Data items:
****************************************

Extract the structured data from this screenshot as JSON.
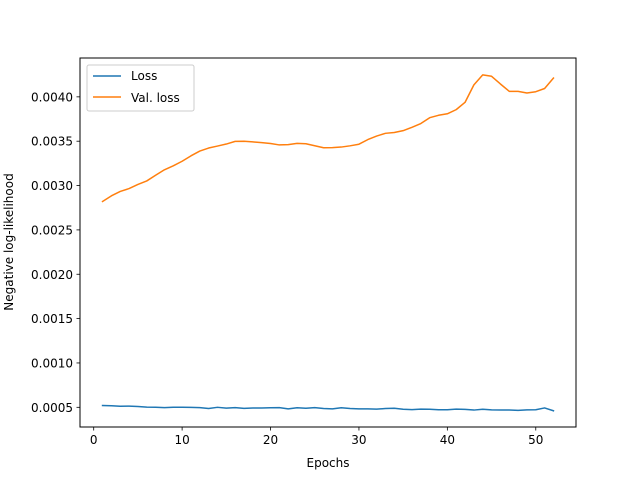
{
  "chart_data": {
    "type": "line",
    "title": "",
    "xlabel": "Epochs",
    "ylabel": "Negative log-likelihood",
    "xlim": [
      -1.55,
      54.55
    ],
    "ylim": [
      0.000278,
      0.004438
    ],
    "xticks": [
      0,
      10,
      20,
      30,
      40,
      50
    ],
    "yticks": [
      0.0005,
      0.001,
      0.0015,
      0.002,
      0.0025,
      0.003,
      0.0035,
      0.004
    ],
    "ytick_labels": [
      "0.0005",
      "0.0010",
      "0.0015",
      "0.0020",
      "0.0025",
      "0.0030",
      "0.0035",
      "0.0040"
    ],
    "xtick_labels": [
      "0",
      "10",
      "20",
      "30",
      "40",
      "50"
    ],
    "grid": false,
    "legend_position": "upper-left",
    "x": [
      1,
      2,
      3,
      4,
      5,
      6,
      7,
      8,
      9,
      10,
      11,
      12,
      13,
      14,
      15,
      16,
      17,
      18,
      19,
      20,
      21,
      22,
      23,
      24,
      25,
      26,
      27,
      28,
      29,
      30,
      31,
      32,
      33,
      34,
      35,
      36,
      37,
      38,
      39,
      40,
      41,
      42,
      43,
      44,
      45,
      46,
      47,
      48,
      49,
      50,
      51,
      52
    ],
    "series": [
      {
        "name": "Loss",
        "color": "#1f77b4",
        "values": [
          0.00052,
          0.000518,
          0.000512,
          0.000513,
          0.000509,
          0.000502,
          0.000501,
          0.000497,
          0.000501,
          0.0005,
          0.000499,
          0.000497,
          0.000487,
          0.0005,
          0.000491,
          0.000496,
          0.000488,
          0.000492,
          0.000492,
          0.000495,
          0.000496,
          0.000483,
          0.000495,
          0.000489,
          0.000496,
          0.000487,
          0.000482,
          0.000495,
          0.000487,
          0.000483,
          0.000482,
          0.00048,
          0.000486,
          0.00049,
          0.000478,
          0.000474,
          0.000479,
          0.000478,
          0.000473,
          0.000473,
          0.00048,
          0.000477,
          0.000469,
          0.000478,
          0.000471,
          0.000469,
          0.000469,
          0.000466,
          0.000471,
          0.000472,
          0.000493,
          0.000461
        ]
      },
      {
        "name": "Val. loss",
        "color": "#ff7f0e",
        "values": [
          0.00282,
          0.002884,
          0.002934,
          0.002966,
          0.003012,
          0.003052,
          0.003116,
          0.003178,
          0.003223,
          0.003274,
          0.003335,
          0.003389,
          0.003423,
          0.003445,
          0.003468,
          0.003498,
          0.0035,
          0.003492,
          0.003484,
          0.003474,
          0.003458,
          0.003462,
          0.003476,
          0.003471,
          0.003449,
          0.003426,
          0.003428,
          0.003434,
          0.003448,
          0.003466,
          0.003518,
          0.003558,
          0.003589,
          0.003598,
          0.003619,
          0.003657,
          0.003699,
          0.003765,
          0.003792,
          0.003809,
          0.003856,
          0.003938,
          0.004135,
          0.004248,
          0.004232,
          0.004145,
          0.004062,
          0.004062,
          0.004044,
          0.004058,
          0.004094,
          0.004212
        ]
      }
    ]
  }
}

****************************************

Do not include images; quote all of the entries above exactly.

ANSWER TO THIS TASK
Extract the structured data from this screenshot as JSON.
{
  "chart_data": {
    "type": "line",
    "title": "",
    "xlabel": "Epochs",
    "ylabel": "Negative log-likelihood",
    "xlim": [
      -1.55,
      54.55
    ],
    "ylim": [
      0.000278,
      0.004438
    ],
    "xticks": [
      0,
      10,
      20,
      30,
      40,
      50
    ],
    "yticks": [
      0.0005,
      0.001,
      0.0015,
      0.002,
      0.0025,
      0.003,
      0.0035,
      0.004
    ],
    "ytick_labels": [
      "0.0005",
      "0.0010",
      "0.0015",
      "0.0020",
      "0.0025",
      "0.0030",
      "0.0035",
      "0.0040"
    ],
    "xtick_labels": [
      "0",
      "10",
      "20",
      "30",
      "40",
      "50"
    ],
    "grid": false,
    "legend_position": "upper-left",
    "x": [
      1,
      2,
      3,
      4,
      5,
      6,
      7,
      8,
      9,
      10,
      11,
      12,
      13,
      14,
      15,
      16,
      17,
      18,
      19,
      20,
      21,
      22,
      23,
      24,
      25,
      26,
      27,
      28,
      29,
      30,
      31,
      32,
      33,
      34,
      35,
      36,
      37,
      38,
      39,
      40,
      41,
      42,
      43,
      44,
      45,
      46,
      47,
      48,
      49,
      50,
      51,
      52
    ],
    "series": [
      {
        "name": "Loss",
        "color": "#1f77b4",
        "values": [
          0.00052,
          0.000518,
          0.000512,
          0.000513,
          0.000509,
          0.000502,
          0.000501,
          0.000497,
          0.000501,
          0.0005,
          0.000499,
          0.000497,
          0.000487,
          0.0005,
          0.000491,
          0.000496,
          0.000488,
          0.000492,
          0.000492,
          0.000495,
          0.000496,
          0.000483,
          0.000495,
          0.000489,
          0.000496,
          0.000487,
          0.000482,
          0.000495,
          0.000487,
          0.000483,
          0.000482,
          0.00048,
          0.000486,
          0.00049,
          0.000478,
          0.000474,
          0.000479,
          0.000478,
          0.000473,
          0.000473,
          0.00048,
          0.000477,
          0.000469,
          0.000478,
          0.000471,
          0.000469,
          0.000469,
          0.000466,
          0.000471,
          0.000472,
          0.000493,
          0.000461
        ]
      },
      {
        "name": "Val. loss",
        "color": "#ff7f0e",
        "values": [
          0.00282,
          0.002884,
          0.002934,
          0.002966,
          0.003012,
          0.003052,
          0.003116,
          0.003178,
          0.003223,
          0.003274,
          0.003335,
          0.003389,
          0.003423,
          0.003445,
          0.003468,
          0.003498,
          0.0035,
          0.003492,
          0.003484,
          0.003474,
          0.003458,
          0.003462,
          0.003476,
          0.003471,
          0.003449,
          0.003426,
          0.003428,
          0.003434,
          0.003448,
          0.003466,
          0.003518,
          0.003558,
          0.003589,
          0.003598,
          0.003619,
          0.003657,
          0.003699,
          0.003765,
          0.003792,
          0.003809,
          0.003856,
          0.003938,
          0.004135,
          0.004248,
          0.004232,
          0.004145,
          0.004062,
          0.004062,
          0.004044,
          0.004058,
          0.004094,
          0.004212
        ]
      }
    ]
  }
}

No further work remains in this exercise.